[Start RECORDS FOR PROCESSING]

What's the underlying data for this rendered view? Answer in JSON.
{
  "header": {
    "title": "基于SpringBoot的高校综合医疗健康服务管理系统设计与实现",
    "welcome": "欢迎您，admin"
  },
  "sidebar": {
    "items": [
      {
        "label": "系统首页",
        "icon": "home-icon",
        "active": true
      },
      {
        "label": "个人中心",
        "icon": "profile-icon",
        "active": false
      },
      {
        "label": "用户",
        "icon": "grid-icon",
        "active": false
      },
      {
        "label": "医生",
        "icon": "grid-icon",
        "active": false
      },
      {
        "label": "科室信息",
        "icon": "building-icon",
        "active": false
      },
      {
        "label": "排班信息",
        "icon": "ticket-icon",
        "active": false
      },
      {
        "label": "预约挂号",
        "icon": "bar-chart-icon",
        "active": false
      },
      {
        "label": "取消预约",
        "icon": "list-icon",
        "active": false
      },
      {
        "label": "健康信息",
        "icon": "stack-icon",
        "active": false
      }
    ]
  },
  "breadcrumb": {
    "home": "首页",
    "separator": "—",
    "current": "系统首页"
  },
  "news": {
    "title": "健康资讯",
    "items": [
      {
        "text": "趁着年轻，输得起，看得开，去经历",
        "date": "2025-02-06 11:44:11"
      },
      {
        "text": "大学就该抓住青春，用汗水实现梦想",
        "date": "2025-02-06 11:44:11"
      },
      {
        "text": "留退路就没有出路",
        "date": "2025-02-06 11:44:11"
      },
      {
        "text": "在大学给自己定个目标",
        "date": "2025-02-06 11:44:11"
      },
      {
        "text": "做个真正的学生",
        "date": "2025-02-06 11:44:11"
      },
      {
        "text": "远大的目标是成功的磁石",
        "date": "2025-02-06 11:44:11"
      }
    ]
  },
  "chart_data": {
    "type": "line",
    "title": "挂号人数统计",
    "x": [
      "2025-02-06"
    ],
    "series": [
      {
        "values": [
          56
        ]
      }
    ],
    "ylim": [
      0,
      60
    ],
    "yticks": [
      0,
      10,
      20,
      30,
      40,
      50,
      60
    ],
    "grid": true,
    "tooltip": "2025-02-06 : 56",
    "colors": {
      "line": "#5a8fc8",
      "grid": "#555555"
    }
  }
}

[End RECORDS FOR PROCESSING]

GIVEN REQUEST
Look through the listing above and count the lines where the string "text" appears. Report the number only.

SOLUTION FOR THIS PROBLEM
6